***** Dataset records *****

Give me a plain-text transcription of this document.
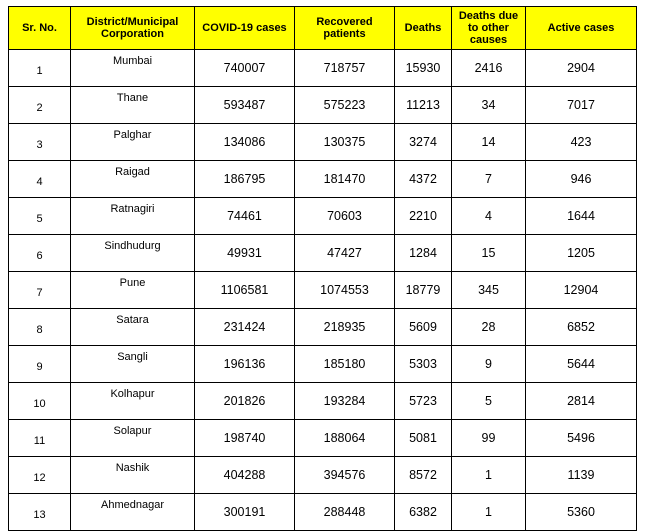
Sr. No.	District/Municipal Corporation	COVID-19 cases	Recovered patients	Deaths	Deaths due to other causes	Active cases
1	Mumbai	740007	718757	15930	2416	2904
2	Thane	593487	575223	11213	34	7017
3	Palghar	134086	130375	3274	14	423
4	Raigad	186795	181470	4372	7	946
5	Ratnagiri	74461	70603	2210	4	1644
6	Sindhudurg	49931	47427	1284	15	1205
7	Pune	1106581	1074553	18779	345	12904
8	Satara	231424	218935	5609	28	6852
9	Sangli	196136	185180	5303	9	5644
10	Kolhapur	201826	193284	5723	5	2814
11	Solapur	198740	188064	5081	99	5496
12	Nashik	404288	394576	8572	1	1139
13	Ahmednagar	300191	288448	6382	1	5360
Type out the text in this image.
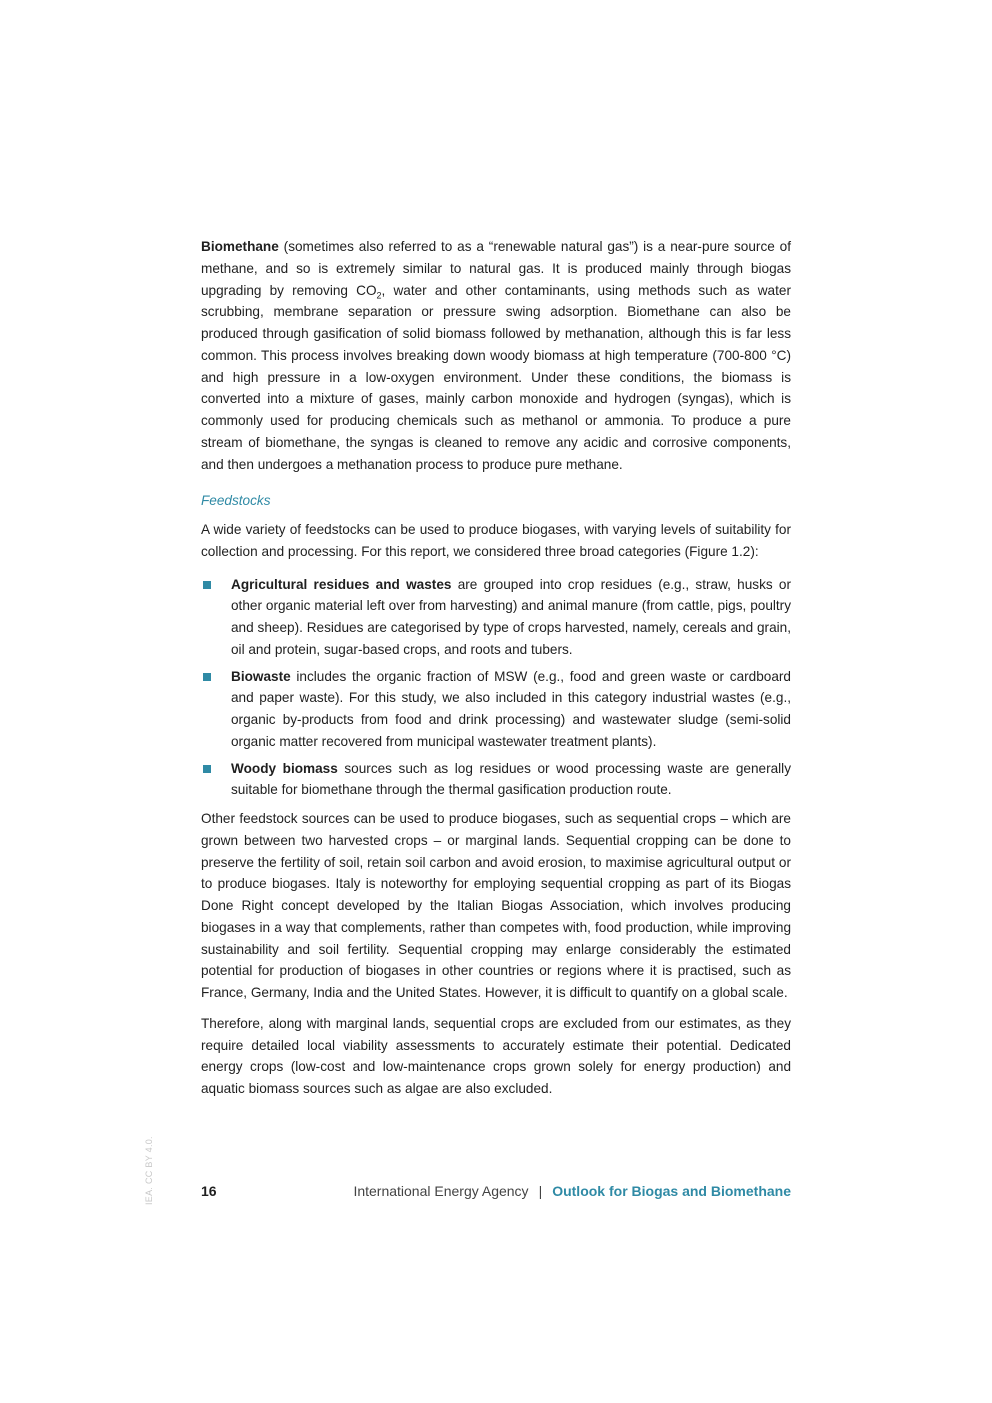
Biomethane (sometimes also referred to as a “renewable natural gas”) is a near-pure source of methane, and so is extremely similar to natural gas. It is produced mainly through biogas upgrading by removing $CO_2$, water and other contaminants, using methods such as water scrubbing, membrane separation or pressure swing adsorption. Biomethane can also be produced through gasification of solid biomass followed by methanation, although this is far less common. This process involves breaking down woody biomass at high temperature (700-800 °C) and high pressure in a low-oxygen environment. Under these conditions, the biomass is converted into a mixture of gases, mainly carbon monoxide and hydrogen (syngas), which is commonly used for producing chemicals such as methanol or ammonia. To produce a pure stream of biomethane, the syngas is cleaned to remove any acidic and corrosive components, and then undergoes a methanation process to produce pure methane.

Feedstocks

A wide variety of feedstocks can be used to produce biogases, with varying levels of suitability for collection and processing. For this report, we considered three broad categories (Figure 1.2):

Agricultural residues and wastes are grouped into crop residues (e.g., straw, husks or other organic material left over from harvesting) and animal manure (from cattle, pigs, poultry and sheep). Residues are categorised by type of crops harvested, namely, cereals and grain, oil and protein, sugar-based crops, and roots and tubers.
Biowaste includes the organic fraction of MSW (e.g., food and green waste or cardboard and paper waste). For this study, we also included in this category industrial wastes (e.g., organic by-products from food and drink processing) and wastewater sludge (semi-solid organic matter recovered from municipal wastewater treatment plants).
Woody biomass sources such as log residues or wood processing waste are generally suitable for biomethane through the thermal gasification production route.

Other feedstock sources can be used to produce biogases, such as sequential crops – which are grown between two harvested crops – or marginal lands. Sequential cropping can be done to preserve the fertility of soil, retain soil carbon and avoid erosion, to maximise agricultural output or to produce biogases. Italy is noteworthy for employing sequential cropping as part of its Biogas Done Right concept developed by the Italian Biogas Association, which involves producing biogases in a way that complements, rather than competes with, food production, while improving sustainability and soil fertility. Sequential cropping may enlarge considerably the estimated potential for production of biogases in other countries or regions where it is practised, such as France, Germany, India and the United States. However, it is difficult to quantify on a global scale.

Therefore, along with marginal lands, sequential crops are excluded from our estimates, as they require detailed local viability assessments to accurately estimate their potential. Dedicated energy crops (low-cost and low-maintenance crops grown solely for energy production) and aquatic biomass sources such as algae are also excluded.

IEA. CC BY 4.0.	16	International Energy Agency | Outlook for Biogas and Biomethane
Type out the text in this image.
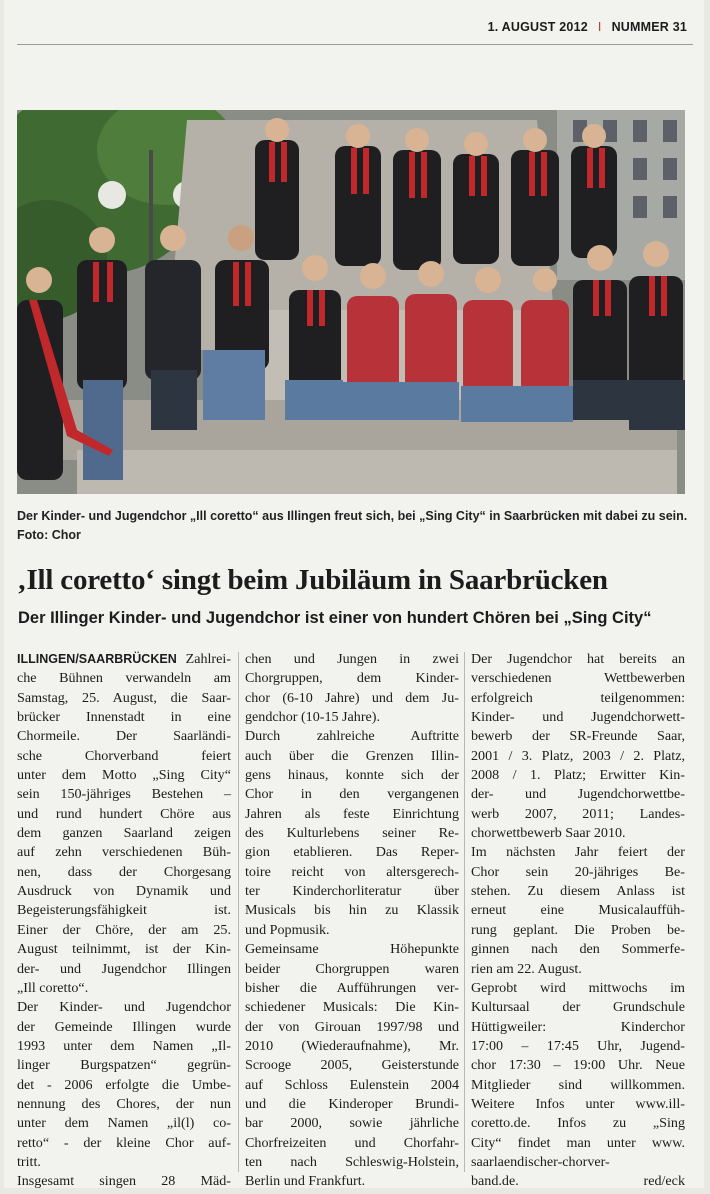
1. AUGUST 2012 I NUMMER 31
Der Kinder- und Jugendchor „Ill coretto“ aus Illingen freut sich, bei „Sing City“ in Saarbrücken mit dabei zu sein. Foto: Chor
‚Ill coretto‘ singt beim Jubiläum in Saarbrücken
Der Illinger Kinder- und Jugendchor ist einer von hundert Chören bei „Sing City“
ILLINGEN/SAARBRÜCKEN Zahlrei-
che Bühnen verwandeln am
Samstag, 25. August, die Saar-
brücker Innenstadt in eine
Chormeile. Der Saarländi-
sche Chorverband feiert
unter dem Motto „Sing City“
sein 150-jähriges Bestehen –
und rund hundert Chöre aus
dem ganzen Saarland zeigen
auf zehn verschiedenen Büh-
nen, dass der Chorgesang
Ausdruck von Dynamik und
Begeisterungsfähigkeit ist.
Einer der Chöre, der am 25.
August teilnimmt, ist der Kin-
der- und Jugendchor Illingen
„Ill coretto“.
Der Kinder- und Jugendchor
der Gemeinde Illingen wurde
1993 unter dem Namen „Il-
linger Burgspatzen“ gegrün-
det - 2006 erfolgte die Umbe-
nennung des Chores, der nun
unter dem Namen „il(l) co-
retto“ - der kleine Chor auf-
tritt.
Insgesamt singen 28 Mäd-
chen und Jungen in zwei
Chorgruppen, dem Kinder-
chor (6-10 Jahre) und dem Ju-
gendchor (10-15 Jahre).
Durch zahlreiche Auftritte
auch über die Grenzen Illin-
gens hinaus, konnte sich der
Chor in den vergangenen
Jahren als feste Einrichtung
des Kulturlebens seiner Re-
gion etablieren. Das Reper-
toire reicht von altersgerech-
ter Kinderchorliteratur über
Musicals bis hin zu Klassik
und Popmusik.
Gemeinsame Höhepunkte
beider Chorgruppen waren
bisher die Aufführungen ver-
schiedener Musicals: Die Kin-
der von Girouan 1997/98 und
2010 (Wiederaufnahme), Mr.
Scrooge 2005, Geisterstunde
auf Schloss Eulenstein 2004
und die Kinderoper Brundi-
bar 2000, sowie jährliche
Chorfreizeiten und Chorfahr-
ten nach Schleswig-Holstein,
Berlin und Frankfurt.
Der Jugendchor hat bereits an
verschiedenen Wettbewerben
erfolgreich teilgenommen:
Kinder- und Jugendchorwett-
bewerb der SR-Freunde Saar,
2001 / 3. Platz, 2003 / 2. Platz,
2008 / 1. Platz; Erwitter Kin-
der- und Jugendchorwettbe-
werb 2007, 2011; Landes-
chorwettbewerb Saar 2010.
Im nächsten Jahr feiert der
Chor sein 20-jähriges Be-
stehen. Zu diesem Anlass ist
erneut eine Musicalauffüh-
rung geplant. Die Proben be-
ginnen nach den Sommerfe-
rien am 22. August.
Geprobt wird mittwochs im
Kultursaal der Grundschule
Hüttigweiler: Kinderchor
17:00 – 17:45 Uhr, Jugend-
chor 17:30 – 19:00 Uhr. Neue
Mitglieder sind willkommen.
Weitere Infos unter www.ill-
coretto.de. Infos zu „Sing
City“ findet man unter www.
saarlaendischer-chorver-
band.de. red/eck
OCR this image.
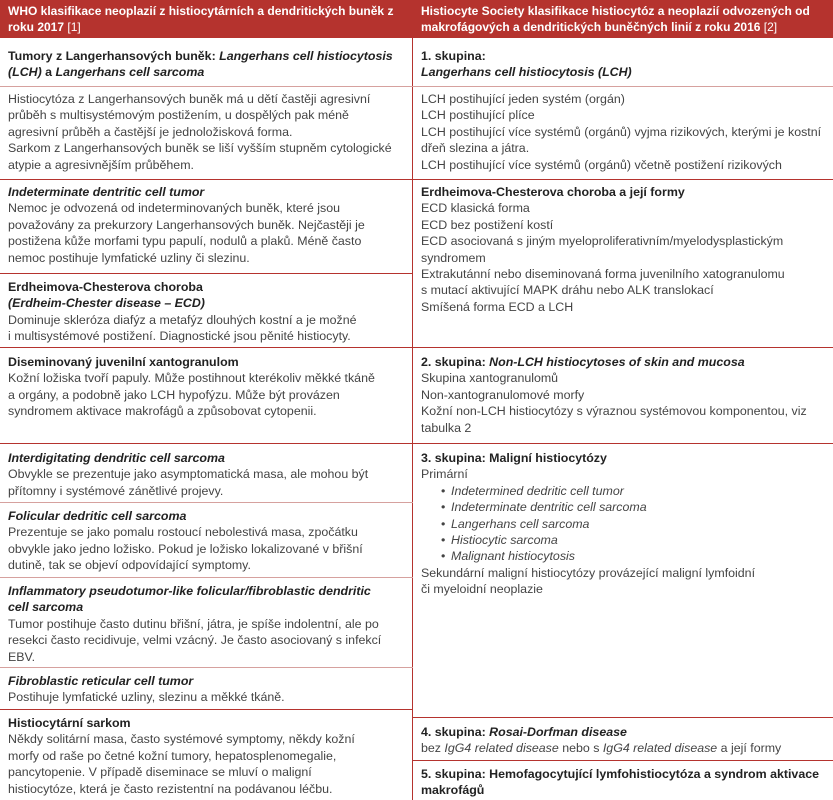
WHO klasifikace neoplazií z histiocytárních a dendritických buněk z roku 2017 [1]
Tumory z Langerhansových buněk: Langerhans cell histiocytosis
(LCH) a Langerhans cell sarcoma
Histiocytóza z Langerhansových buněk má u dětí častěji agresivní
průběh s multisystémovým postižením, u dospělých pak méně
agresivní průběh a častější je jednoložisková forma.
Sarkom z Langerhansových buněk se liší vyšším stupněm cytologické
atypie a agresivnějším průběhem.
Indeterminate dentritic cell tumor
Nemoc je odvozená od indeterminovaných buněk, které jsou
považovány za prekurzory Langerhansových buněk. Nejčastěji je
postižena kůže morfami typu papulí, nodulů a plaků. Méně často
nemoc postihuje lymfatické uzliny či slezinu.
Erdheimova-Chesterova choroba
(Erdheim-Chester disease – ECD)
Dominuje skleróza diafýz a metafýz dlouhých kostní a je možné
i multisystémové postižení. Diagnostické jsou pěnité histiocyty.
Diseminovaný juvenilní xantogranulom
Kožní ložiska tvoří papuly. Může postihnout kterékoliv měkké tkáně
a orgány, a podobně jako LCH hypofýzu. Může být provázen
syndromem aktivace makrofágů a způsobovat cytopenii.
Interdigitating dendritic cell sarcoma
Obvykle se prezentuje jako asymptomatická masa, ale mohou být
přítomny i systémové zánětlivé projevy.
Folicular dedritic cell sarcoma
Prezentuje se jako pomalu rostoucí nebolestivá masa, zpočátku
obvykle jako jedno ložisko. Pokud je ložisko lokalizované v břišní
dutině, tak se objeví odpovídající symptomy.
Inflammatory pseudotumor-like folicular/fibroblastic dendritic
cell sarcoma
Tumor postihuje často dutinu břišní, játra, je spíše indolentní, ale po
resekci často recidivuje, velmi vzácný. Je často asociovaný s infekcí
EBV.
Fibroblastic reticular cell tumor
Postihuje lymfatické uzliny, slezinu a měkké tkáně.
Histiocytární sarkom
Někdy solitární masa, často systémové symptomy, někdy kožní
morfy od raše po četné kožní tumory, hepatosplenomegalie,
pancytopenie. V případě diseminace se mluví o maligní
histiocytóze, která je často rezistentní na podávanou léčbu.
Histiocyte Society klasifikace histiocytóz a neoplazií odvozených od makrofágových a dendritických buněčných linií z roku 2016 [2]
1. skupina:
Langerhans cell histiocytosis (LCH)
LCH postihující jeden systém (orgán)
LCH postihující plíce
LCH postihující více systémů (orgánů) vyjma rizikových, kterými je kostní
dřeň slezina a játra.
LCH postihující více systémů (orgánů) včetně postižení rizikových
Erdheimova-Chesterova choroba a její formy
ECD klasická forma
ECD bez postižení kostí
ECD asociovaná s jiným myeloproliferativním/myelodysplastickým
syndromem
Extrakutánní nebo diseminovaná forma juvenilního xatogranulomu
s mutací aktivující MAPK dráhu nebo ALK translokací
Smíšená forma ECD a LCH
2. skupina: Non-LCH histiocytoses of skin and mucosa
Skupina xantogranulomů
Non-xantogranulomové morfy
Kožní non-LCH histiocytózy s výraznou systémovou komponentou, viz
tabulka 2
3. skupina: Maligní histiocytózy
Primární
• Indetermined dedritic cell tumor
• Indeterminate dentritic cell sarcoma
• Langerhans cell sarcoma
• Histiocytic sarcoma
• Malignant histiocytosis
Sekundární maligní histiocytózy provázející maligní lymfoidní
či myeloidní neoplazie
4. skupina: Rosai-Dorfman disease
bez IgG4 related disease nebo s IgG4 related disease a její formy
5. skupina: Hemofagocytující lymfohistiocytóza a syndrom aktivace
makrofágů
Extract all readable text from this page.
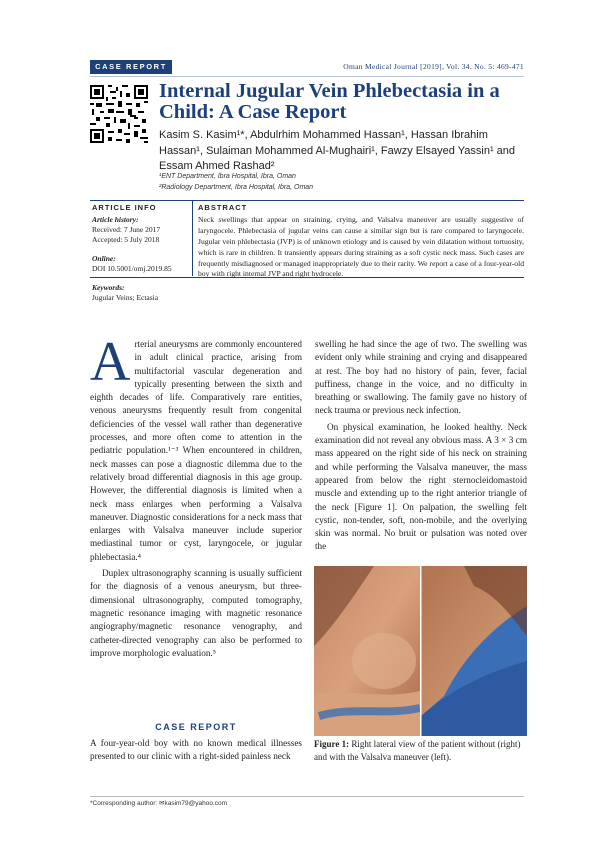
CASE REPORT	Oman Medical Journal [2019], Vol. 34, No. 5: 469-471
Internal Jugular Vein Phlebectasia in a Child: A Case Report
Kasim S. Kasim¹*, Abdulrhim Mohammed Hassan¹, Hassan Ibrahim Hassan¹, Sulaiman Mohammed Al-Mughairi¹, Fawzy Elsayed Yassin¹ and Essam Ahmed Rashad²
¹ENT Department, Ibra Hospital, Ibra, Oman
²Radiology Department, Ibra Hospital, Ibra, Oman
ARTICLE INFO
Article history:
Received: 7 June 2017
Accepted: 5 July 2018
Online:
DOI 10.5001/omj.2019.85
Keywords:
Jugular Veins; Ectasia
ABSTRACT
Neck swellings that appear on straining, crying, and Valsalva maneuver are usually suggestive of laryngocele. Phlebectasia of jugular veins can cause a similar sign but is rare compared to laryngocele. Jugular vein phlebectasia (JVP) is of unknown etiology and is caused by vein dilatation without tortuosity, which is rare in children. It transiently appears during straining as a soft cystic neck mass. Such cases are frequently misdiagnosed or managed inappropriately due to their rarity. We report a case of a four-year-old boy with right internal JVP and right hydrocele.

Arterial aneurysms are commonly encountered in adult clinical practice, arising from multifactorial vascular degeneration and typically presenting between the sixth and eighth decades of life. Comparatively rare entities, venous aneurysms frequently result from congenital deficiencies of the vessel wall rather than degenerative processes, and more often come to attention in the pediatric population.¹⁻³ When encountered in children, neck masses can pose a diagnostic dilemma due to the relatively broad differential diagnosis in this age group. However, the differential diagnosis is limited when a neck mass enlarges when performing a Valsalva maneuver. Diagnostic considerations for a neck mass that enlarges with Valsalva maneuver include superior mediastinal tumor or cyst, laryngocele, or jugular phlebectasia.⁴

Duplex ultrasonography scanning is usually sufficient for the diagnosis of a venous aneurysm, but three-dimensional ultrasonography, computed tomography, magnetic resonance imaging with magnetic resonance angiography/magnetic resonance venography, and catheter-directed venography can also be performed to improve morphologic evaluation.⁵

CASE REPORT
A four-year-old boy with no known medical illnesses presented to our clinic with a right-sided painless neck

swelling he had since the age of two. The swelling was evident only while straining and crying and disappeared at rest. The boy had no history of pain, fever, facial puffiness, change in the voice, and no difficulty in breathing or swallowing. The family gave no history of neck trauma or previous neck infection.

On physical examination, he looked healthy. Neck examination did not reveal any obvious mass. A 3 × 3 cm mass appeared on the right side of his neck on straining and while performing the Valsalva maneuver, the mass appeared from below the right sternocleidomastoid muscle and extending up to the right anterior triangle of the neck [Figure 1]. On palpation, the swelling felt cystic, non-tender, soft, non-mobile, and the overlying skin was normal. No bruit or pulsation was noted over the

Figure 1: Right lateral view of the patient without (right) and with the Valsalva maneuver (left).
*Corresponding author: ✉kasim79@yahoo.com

*****

**Assigned task**
Provide only the number of lines in the records containing the string "feiert".

**Output for this exercise**
2